What the exercise asks – Give the material again in full, matching it exactly.

Data to use –
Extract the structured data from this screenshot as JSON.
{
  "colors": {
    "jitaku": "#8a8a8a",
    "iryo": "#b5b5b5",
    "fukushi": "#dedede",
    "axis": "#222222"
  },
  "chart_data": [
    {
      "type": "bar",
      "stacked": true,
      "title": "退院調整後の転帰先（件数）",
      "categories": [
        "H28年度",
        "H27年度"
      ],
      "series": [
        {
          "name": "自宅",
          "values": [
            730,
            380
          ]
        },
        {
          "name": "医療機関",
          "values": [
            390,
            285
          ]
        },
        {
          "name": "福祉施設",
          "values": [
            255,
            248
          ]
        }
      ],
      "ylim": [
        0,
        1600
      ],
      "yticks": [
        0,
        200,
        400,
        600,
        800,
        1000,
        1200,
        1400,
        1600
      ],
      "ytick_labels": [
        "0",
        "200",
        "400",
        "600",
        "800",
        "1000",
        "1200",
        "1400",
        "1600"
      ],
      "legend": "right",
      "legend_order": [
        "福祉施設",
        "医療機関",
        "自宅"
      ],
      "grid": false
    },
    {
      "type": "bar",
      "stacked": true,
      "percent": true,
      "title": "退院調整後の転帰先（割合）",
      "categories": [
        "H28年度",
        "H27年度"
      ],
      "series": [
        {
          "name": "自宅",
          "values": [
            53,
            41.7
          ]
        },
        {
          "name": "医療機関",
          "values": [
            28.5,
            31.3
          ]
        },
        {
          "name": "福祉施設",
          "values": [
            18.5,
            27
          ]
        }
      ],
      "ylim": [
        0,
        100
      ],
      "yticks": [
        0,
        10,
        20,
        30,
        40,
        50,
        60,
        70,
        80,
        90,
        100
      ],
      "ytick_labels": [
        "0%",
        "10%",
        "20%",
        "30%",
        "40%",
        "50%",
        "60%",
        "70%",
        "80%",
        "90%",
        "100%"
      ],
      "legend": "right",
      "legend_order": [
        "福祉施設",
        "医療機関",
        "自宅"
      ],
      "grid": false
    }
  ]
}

The completed task –
Extract the structured data from this screenshot as JSON.
{
  "colors": {
    "jitaku": "#8a8a8a",
    "iryo": "#b5b5b5",
    "fukushi": "#dedede",
    "axis": "#222222"
  },
  "chart_data": [
    {
      "type": "bar",
      "stacked": true,
      "title": "退院調整後の転帰先（件数）",
      "categories": [
        "H28年度",
        "H27年度"
      ],
      "series": [
        {
          "name": "自宅",
          "values": [
            730,
            380
          ]
        },
        {
          "name": "医療機関",
          "values": [
            390,
            285
          ]
        },
        {
          "name": "福祉施設",
          "values": [
            255,
            248
          ]
        }
      ],
      "ylim": [
        0,
        1600
      ],
      "yticks": [
        0,
        200,
        400,
        600,
        800,
        1000,
        1200,
        1400,
        1600
      ],
      "ytick_labels": [
        "0",
        "200",
        "400",
        "600",
        "800",
        "1000",
        "1200",
        "1400",
        "1600"
      ],
      "legend": "right",
      "legend_order": [
        "福祉施設",
        "医療機関",
        "自宅"
      ],
      "grid": false
    },
    {
      "type": "bar",
      "stacked": true,
      "percent": true,
      "title": "退院調整後の転帰先（割合）",
      "categories": [
        "H28年度",
        "H27年度"
      ],
      "series": [
        {
          "name": "自宅",
          "values": [
            53,
            41.7
          ]
        },
        {
          "name": "医療機関",
          "values": [
            28.5,
            31.3
          ]
        },
        {
          "name": "福祉施設",
          "values": [
            18.5,
            27
          ]
        }
      ],
      "ylim": [
        0,
        100
      ],
      "yticks": [
        0,
        10,
        20,
        30,
        40,
        50,
        60,
        70,
        80,
        90,
        100
      ],
      "ytick_labels": [
        "0%",
        "10%",
        "20%",
        "30%",
        "40%",
        "50%",
        "60%",
        "70%",
        "80%",
        "90%",
        "100%"
      ],
      "legend": "right",
      "legend_order": [
        "福祉施設",
        "医療機関",
        "自宅"
      ],
      "grid": false
    }
  ]
}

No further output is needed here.